__Extracto de la página__
À la recherche du Kalo perdu

Archivado en Comics | Enlace permanente | 08.05.05 / 22:17:31


La biografía de Seth que aparece en la página de la editorial que le publica, Drawn and Quaterly, comienza con una frase suya con la que ya deja mucho dicho: "I’m known as that nostalgia guy".

Y su obra "La vida es buena si no te rindes" es clara muestra de ello: una nostalgia por una época no vivida, los años 50, de la que el autor echa de menos una mayor sencillez, aunque en el fondo sabe que sólo es una estética lo que añora, y que probablemente las cosas no sería más fáciles.
Me cito a mí mismo, que escribía hace unos años esto:
Seth, de caracter meláncolico y reservado, no se encuentra cómodo en la ajetreada vida de finales de siglo XX. Es de los que opina que cualquier tiempo pasado fue mejor; en particular, es un enamorado de la estética gráfica de mediados de siglo. Esto le lleva a buscar ejemplares antiguos de revistas de dicha época, tales como el New Yorker, donde descubre el trabajo del poco prolífico Kalo.
A partir de dicho momento, comienza a obsesionarse con dicho autor, tratando de encontrar todo su trabajo e incluso viaja a la ciudad donde éste vivió. Esta búsqueda se entrelaza con la vida normal de Seth, sus reflexiones personales, sus relaciones con familia, amigos e incluso su gato, sus relaciones amorosas, etc...

__Datos extraídos__
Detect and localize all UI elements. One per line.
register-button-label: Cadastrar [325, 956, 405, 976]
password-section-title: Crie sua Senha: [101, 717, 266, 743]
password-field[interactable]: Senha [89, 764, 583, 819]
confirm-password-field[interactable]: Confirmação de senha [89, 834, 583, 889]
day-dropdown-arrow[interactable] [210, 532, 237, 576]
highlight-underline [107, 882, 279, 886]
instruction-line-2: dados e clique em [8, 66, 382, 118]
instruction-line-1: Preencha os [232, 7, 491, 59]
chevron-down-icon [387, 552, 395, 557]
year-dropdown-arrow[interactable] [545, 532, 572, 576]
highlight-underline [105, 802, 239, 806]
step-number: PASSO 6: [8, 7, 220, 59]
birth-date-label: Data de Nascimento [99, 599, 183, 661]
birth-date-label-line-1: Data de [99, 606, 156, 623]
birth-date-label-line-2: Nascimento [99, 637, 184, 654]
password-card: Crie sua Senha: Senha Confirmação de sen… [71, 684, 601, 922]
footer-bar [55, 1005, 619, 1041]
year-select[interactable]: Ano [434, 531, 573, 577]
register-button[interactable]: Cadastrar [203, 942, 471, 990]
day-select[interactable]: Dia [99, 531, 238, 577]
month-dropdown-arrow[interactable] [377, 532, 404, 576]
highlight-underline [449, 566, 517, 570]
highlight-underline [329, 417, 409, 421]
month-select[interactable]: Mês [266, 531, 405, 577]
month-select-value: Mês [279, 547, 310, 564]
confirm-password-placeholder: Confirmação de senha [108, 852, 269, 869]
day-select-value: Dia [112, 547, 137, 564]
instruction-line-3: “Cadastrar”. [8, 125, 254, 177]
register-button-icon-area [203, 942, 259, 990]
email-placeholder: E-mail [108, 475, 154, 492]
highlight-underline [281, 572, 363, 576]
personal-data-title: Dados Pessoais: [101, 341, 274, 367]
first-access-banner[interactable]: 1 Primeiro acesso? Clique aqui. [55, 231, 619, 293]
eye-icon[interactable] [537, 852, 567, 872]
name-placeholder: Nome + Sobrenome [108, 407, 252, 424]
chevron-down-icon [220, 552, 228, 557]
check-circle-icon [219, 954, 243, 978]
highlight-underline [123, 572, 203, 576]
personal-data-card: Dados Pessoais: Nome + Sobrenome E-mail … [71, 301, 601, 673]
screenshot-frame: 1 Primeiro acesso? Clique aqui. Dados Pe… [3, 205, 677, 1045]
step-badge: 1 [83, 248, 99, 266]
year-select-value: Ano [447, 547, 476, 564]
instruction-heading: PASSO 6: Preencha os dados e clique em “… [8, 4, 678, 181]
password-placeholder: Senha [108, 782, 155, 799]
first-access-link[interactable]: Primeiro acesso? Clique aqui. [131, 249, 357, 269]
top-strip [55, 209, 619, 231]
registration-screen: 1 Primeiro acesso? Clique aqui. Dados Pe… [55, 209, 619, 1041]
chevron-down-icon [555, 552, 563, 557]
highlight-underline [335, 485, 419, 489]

__Requisitos de la tarea__
En el extracto sobre la obra de Seth, ¿con quiénes se mencionan relaciones de Seth, sin contar las amorosas? Enumérelos todos.

__Resultado de la tarea__
- Familia
- Amigos
- Su gato